• [MATERIAL PROVIDED]
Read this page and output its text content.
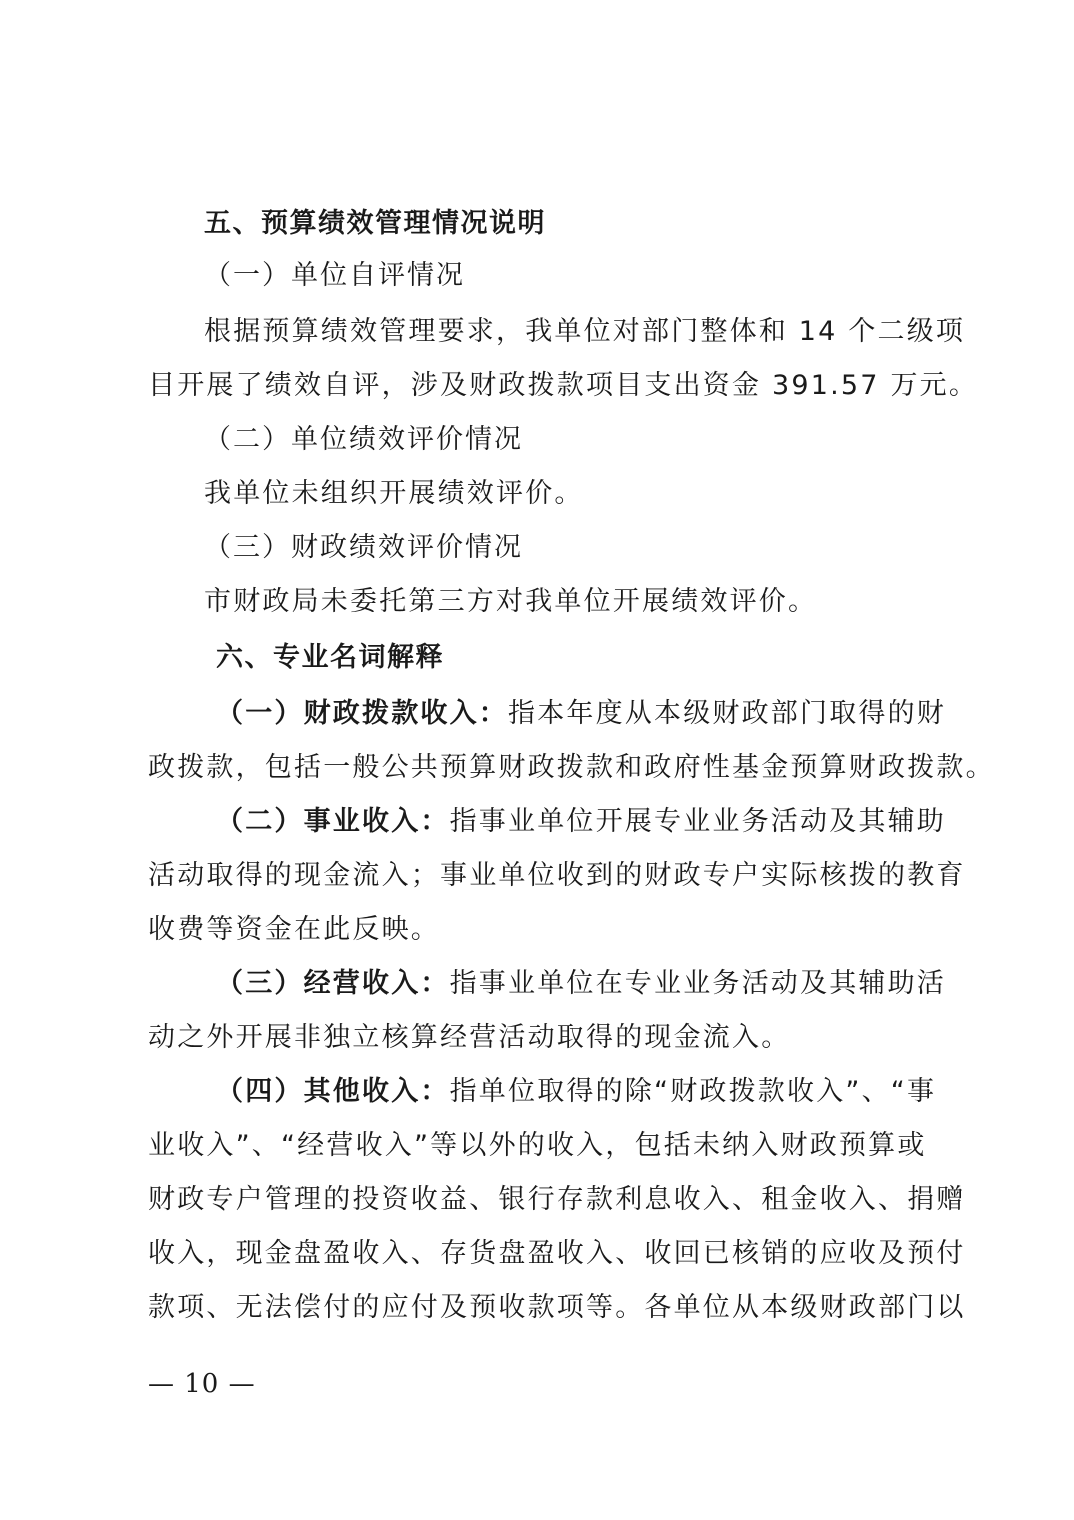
五、预算绩效管理情况说明
（一）单位自评情况
根据预算绩效管理要求，我单位对部门整体和 14 个二级项
目开展了绩效自评，涉及财政拨款项目支出资金 391.57 万元。
（二）单位绩效评价情况
我单位未组织开展绩效评价。
（三）财政绩效评价情况
市财政局未委托第三方对我单位开展绩效评价。
六、专业名词解释
（一）财政拨款收入：指本年度从本级财政部门取得的财
政拨款，包括一般公共预算财政拨款和政府性基金预算财政拨款。
（二）事业收入：指事业单位开展专业业务活动及其辅助
活动取得的现金流入；事业单位收到的财政专户实际核拨的教育
收费等资金在此反映。
（三）经营收入：指事业单位在专业业务活动及其辅助活
动之外开展非独立核算经营活动取得的现金流入。
（四）其他收入：指单位取得的除“财政拨款收入”、“事
业收入”、“经营收入”等以外的收入，包括未纳入财政预算或
财政专户管理的投资收益、银行存款利息收入、租金收入、捐赠
收入，现金盘盈收入、存货盘盈收入、收回已核销的应收及预付
款项、无法偿付的应付及预收款项等。各单位从本级财政部门以
— 10 —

• [EXERCISE TASK]
Tell how many lines of the data include the word "财政拨款收入", and nothing else.

• [RESULT FOR THIS TASK]
2